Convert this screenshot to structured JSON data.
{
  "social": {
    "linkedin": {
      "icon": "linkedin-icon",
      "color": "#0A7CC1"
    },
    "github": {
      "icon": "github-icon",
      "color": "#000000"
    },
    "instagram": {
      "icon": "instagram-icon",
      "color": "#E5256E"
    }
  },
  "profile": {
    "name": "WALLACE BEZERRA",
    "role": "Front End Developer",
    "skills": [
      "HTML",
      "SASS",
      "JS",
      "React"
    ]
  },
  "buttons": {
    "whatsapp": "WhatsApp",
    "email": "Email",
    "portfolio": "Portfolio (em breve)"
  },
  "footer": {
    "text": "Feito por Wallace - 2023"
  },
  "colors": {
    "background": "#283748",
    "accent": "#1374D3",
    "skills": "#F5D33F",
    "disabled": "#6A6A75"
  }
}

■ ■ ■ ■

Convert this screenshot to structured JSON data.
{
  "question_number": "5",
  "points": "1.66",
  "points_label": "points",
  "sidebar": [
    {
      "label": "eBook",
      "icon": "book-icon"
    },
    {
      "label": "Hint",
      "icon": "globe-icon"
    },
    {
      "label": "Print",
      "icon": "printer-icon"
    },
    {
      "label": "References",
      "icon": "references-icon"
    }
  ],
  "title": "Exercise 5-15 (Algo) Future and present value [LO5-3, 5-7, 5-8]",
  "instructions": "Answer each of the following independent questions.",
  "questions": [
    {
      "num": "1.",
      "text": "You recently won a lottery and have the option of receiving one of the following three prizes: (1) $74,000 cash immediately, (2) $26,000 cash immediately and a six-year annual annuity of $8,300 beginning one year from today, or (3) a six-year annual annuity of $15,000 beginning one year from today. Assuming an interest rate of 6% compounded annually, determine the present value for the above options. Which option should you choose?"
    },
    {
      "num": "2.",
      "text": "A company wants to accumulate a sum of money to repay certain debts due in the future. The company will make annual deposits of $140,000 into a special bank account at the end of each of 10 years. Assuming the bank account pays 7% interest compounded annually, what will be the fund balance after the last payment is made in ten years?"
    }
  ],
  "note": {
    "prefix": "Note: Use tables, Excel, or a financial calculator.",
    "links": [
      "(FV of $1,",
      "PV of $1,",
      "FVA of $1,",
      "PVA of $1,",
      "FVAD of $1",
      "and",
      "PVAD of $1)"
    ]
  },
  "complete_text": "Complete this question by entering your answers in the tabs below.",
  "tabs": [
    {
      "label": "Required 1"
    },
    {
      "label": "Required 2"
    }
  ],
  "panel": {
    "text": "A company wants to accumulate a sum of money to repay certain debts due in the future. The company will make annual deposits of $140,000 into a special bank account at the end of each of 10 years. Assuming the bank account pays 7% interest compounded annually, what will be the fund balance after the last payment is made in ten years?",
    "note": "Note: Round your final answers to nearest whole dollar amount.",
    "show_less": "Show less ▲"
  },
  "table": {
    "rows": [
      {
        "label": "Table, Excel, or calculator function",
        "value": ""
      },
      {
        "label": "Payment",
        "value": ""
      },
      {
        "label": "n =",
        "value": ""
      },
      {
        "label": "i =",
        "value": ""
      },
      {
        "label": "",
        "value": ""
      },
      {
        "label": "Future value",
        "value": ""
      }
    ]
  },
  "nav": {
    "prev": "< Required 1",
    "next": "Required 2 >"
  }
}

■ ■ ■ ■

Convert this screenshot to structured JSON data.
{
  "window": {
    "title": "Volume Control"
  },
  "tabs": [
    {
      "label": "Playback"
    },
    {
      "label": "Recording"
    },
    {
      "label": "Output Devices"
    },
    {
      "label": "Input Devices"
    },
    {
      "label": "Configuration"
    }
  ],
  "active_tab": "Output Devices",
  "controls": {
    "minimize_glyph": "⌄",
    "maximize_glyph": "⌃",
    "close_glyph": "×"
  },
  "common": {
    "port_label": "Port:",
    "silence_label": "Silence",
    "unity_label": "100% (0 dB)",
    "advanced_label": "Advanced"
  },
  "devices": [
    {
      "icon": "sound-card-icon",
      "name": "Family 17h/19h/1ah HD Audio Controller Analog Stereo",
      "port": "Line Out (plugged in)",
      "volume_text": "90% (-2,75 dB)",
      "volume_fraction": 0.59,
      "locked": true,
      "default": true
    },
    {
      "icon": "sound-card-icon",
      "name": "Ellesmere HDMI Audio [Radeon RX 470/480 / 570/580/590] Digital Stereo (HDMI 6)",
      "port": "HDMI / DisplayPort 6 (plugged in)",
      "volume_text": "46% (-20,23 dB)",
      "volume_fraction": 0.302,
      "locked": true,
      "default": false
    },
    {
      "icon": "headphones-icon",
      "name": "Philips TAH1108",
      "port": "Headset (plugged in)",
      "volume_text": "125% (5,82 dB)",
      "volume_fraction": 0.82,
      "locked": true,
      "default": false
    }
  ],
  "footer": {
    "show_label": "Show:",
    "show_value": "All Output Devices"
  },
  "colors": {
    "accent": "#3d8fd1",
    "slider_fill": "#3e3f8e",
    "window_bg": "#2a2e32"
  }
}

■ ■ ■ ■

What the task requires = Working from the material above, state how many lines contain "Required"; give only the number.

Solution = 4